begin Data for this exercise

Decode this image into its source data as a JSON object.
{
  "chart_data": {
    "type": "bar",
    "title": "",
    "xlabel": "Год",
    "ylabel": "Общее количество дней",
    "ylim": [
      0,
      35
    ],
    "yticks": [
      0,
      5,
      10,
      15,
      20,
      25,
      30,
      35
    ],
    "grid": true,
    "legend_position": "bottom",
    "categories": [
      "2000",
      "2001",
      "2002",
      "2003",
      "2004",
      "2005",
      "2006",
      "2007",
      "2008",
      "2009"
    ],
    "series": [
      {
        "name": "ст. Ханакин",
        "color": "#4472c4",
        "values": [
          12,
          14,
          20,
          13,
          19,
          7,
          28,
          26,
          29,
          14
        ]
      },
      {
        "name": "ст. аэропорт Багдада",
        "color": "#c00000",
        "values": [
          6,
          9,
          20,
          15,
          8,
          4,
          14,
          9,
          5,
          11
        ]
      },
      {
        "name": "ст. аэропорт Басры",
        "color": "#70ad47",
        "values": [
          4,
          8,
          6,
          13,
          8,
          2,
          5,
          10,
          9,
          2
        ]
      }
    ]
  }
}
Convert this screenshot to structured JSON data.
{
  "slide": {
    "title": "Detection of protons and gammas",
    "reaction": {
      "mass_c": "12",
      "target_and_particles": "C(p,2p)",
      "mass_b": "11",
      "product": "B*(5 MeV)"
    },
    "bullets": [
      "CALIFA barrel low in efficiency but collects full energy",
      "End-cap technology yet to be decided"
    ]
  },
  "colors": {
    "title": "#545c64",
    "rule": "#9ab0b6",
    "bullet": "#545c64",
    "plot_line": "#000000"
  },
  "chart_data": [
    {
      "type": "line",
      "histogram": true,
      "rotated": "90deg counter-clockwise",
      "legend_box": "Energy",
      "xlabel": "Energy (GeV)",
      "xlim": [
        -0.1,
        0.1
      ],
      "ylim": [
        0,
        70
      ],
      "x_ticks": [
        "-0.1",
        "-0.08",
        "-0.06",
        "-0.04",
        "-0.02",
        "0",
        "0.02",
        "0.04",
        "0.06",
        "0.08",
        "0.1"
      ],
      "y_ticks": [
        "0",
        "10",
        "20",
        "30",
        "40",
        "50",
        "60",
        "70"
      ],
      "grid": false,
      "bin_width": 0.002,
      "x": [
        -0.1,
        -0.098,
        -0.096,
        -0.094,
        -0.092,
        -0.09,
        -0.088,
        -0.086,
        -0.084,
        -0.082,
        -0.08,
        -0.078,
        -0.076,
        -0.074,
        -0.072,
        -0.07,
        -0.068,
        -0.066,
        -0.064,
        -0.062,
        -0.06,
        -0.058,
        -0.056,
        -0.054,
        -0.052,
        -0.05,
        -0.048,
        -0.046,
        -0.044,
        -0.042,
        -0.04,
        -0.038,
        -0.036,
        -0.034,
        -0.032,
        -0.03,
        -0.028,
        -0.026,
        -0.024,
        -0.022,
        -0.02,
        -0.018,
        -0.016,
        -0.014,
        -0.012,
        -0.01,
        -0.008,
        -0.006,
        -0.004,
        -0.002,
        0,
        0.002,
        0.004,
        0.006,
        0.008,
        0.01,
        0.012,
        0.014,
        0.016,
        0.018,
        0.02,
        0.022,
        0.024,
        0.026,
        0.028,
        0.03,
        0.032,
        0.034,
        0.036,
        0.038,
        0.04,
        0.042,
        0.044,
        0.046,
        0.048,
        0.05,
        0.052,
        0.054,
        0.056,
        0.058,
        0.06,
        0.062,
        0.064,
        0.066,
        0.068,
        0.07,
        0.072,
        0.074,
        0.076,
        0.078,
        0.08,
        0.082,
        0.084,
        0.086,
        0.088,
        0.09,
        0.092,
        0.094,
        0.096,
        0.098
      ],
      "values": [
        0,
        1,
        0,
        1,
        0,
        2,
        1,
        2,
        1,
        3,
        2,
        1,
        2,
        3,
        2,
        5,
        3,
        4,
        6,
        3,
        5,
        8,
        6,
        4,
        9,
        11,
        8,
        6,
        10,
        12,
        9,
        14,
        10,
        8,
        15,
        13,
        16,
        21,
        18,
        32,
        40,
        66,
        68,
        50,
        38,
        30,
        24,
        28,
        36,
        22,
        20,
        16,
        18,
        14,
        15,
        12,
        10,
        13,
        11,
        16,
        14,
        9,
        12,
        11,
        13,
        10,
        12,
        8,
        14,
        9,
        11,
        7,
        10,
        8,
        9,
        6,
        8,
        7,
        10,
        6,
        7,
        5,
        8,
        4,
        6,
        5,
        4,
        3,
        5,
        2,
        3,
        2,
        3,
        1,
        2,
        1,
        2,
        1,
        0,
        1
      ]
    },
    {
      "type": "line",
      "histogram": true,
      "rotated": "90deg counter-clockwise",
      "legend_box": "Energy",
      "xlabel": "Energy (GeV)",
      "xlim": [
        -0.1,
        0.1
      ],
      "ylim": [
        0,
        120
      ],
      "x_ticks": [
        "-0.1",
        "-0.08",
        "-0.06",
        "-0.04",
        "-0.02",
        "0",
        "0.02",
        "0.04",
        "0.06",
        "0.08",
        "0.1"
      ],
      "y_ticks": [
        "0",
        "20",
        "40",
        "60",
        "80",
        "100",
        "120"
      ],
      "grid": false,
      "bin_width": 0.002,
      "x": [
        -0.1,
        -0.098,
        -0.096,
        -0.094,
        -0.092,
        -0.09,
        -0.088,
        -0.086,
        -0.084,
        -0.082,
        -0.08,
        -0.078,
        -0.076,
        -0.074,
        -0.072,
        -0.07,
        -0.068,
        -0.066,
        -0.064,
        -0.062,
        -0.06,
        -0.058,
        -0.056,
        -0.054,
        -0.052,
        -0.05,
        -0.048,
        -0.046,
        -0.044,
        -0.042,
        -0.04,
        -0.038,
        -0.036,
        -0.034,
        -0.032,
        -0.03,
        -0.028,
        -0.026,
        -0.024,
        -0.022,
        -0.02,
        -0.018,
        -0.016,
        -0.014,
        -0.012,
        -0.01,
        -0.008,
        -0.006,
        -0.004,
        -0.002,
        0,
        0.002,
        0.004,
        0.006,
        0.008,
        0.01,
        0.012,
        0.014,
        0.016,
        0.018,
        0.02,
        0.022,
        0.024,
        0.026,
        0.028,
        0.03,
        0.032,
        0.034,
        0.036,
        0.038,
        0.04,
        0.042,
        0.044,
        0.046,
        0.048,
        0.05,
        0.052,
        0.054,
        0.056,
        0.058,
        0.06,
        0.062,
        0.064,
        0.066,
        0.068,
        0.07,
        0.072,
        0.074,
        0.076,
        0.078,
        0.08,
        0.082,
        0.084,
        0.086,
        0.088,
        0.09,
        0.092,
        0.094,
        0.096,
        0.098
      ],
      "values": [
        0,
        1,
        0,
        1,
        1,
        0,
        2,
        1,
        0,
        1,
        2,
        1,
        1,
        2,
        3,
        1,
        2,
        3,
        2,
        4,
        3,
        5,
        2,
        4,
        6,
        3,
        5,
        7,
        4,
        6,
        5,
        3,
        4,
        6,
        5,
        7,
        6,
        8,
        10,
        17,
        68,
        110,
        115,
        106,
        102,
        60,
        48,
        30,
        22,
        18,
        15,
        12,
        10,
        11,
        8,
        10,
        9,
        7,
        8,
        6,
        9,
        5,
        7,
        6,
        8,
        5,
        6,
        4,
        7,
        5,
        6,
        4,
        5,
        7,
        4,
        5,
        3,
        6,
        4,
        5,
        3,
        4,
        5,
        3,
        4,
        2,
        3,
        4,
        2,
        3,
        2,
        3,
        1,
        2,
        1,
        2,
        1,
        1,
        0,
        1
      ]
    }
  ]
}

end Data for this exercise

> Work instructions:
Please quote the records above exactly, without skipping a line.

> Solution to this problem:
Decode this image into its source data as a JSON object.
{
  "chart_data": {
    "type": "bar",
    "title": "",
    "xlabel": "Год",
    "ylabel": "Общее количество дней",
    "ylim": [
      0,
      35
    ],
    "yticks": [
      0,
      5,
      10,
      15,
      20,
      25,
      30,
      35
    ],
    "grid": true,
    "legend_position": "bottom",
    "categories": [
      "2000",
      "2001",
      "2002",
      "2003",
      "2004",
      "2005",
      "2006",
      "2007",
      "2008",
      "2009"
    ],
    "series": [
      {
        "name": "ст. Ханакин",
        "color": "#4472c4",
        "values": [
          12,
          14,
          20,
          13,
          19,
          7,
          28,
          26,
          29,
          14
        ]
      },
      {
        "name": "ст. аэропорт Багдада",
        "color": "#c00000",
        "values": [
          6,
          9,
          20,
          15,
          8,
          4,
          14,
          9,
          5,
          11
        ]
      },
      {
        "name": "ст. аэропорт Басры",
        "color": "#70ad47",
        "values": [
          4,
          8,
          6,
          13,
          8,
          2,
          5,
          10,
          9,
          2
        ]
      }
    ]
  }
}
Convert this screenshot to structured JSON data.
{
  "slide": {
    "title": "Detection of protons and gammas",
    "reaction": {
      "mass_c": "12",
      "target_and_particles": "C(p,2p)",
      "mass_b": "11",
      "product": "B*(5 MeV)"
    },
    "bullets": [
      "CALIFA barrel low in efficiency but collects full energy",
      "End-cap technology yet to be decided"
    ]
  },
  "colors": {
    "title": "#545c64",
    "rule": "#9ab0b6",
    "bullet": "#545c64",
    "plot_line": "#000000"
  },
  "chart_data": [
    {
      "type": "line",
      "histogram": true,
      "rotated": "90deg counter-clockwise",
      "legend_box": "Energy",
      "xlabel": "Energy (GeV)",
      "xlim": [
        -0.1,
        0.1
      ],
      "ylim": [
        0,
        70
      ],
      "x_ticks": [
        "-0.1",
        "-0.08",
        "-0.06",
        "-0.04",
        "-0.02",
        "0",
        "0.02",
        "0.04",
        "0.06",
        "0.08",
        "0.1"
      ],
      "y_ticks": [
        "0",
        "10",
        "20",
        "30",
        "40",
        "50",
        "60",
        "70"
      ],
      "grid": false,
      "bin_width": 0.002,
      "x": [
        -0.1,
        -0.098,
        -0.096,
        -0.094,
        -0.092,
        -0.09,
        -0.088,
        -0.086,
        -0.084,
        -0.082,
        -0.08,
        -0.078,
        -0.076,
        -0.074,
        -0.072,
        -0.07,
        -0.068,
        -0.066,
        -0.064,
        -0.062,
        -0.06,
        -0.058,
        -0.056,
        -0.054,
        -0.052,
        -0.05,
        -0.048,
        -0.046,
        -0.044,
        -0.042,
        -0.04,
        -0.038,
        -0.036,
        -0.034,
        -0.032,
        -0.03,
        -0.028,
        -0.026,
        -0.024,
        -0.022,
        -0.02,
        -0.018,
        -0.016,
        -0.014,
        -0.012,
        -0.01,
        -0.008,
        -0.006,
        -0.004,
        -0.002,
        0,
        0.002,
        0.004,
        0.006,
        0.008,
        0.01,
        0.012,
        0.014,
        0.016,
        0.018,
        0.02,
        0.022,
        0.024,
        0.026,
        0.028,
        0.03,
        0.032,
        0.034,
        0.036,
        0.038,
        0.04,
        0.042,
        0.044,
        0.046,
        0.048,
        0.05,
        0.052,
        0.054,
        0.056,
        0.058,
        0.06,
        0.062,
        0.064,
        0.066,
        0.068,
        0.07,
        0.072,
        0.074,
        0.076,
        0.078,
        0.08,
        0.082,
        0.084,
        0.086,
        0.088,
        0.09,
        0.092,
        0.094,
        0.096,
        0.098
      ],
      "values": [
        0,
        1,
        0,
        1,
        0,
        2,
        1,
        2,
        1,
        3,
        2,
        1,
        2,
        3,
        2,
        5,
        3,
        4,
        6,
        3,
        5,
        8,
        6,
        4,
        9,
        11,
        8,
        6,
        10,
        12,
        9,
        14,
        10,
        8,
        15,
        13,
        16,
        21,
        18,
        32,
        40,
        66,
        68,
        50,
        38,
        30,
        24,
        28,
        36,
        22,
        20,
        16,
        18,
        14,
        15,
        12,
        10,
        13,
        11,
        16,
        14,
        9,
        12,
        11,
        13,
        10,
        12,
        8,
        14,
        9,
        11,
        7,
        10,
        8,
        9,
        6,
        8,
        7,
        10,
        6,
        7,
        5,
        8,
        4,
        6,
        5,
        4,
        3,
        5,
        2,
        3,
        2,
        3,
        1,
        2,
        1,
        2,
        1,
        0,
        1
      ]
    },
    {
      "type": "line",
      "histogram": true,
      "rotated": "90deg counter-clockwise",
      "legend_box": "Energy",
      "xlabel": "Energy (GeV)",
      "xlim": [
        -0.1,
        0.1
      ],
      "ylim": [
        0,
        120
      ],
      "x_ticks": [
        "-0.1",
        "-0.08",
        "-0.06",
        "-0.04",
        "-0.02",
        "0",
        "0.02",
        "0.04",
        "0.06",
        "0.08",
        "0.1"
      ],
      "y_ticks": [
        "0",
        "20",
        "40",
        "60",
        "80",
        "100",
        "120"
      ],
      "grid": false,
      "bin_width": 0.002,
      "x": [
        -0.1,
        -0.098,
        -0.096,
        -0.094,
        -0.092,
        -0.09,
        -0.088,
        -0.086,
        -0.084,
        -0.082,
        -0.08,
        -0.078,
        -0.076,
        -0.074,
        -0.072,
        -0.07,
        -0.068,
        -0.066,
        -0.064,
        -0.062,
        -0.06,
        -0.058,
        -0.056,
        -0.054,
        -0.052,
        -0.05,
        -0.048,
        -0.046,
        -0.044,
        -0.042,
        -0.04,
        -0.038,
        -0.036,
        -0.034,
        -0.032,
        -0.03,
        -0.028,
        -0.026,
        -0.024,
        -0.022,
        -0.02,
        -0.018,
        -0.016,
        -0.014,
        -0.012,
        -0.01,
        -0.008,
        -0.006,
        -0.004,
        -0.002,
        0,
        0.002,
        0.004,
        0.006,
        0.008,
        0.01,
        0.012,
        0.014,
        0.016,
        0.018,
        0.02,
        0.022,
        0.024,
        0.026,
        0.028,
        0.03,
        0.032,
        0.034,
        0.036,
        0.038,
        0.04,
        0.042,
        0.044,
        0.046,
        0.048,
        0.05,
        0.052,
        0.054,
        0.056,
        0.058,
        0.06,
        0.062,
        0.064,
        0.066,
        0.068,
        0.07,
        0.072,
        0.074,
        0.076,
        0.078,
        0.08,
        0.082,
        0.084,
        0.086,
        0.088,
        0.09,
        0.092,
        0.094,
        0.096,
        0.098
      ],
      "values": [
        0,
        1,
        0,
        1,
        1,
        0,
        2,
        1,
        0,
        1,
        2,
        1,
        1,
        2,
        3,
        1,
        2,
        3,
        2,
        4,
        3,
        5,
        2,
        4,
        6,
        3,
        5,
        7,
        4,
        6,
        5,
        3,
        4,
        6,
        5,
        7,
        6,
        8,
        10,
        17,
        68,
        110,
        115,
        106,
        102,
        60,
        48,
        30,
        22,
        18,
        15,
        12,
        10,
        11,
        8,
        10,
        9,
        7,
        8,
        6,
        9,
        5,
        7,
        6,
        8,
        5,
        6,
        4,
        7,
        5,
        6,
        4,
        5,
        7,
        4,
        5,
        3,
        6,
        4,
        5,
        3,
        4,
        5,
        3,
        4,
        2,
        3,
        4,
        2,
        3,
        2,
        3,
        1,
        2,
        1,
        2,
        1,
        1,
        0,
        1
      ]
    }
  ]
}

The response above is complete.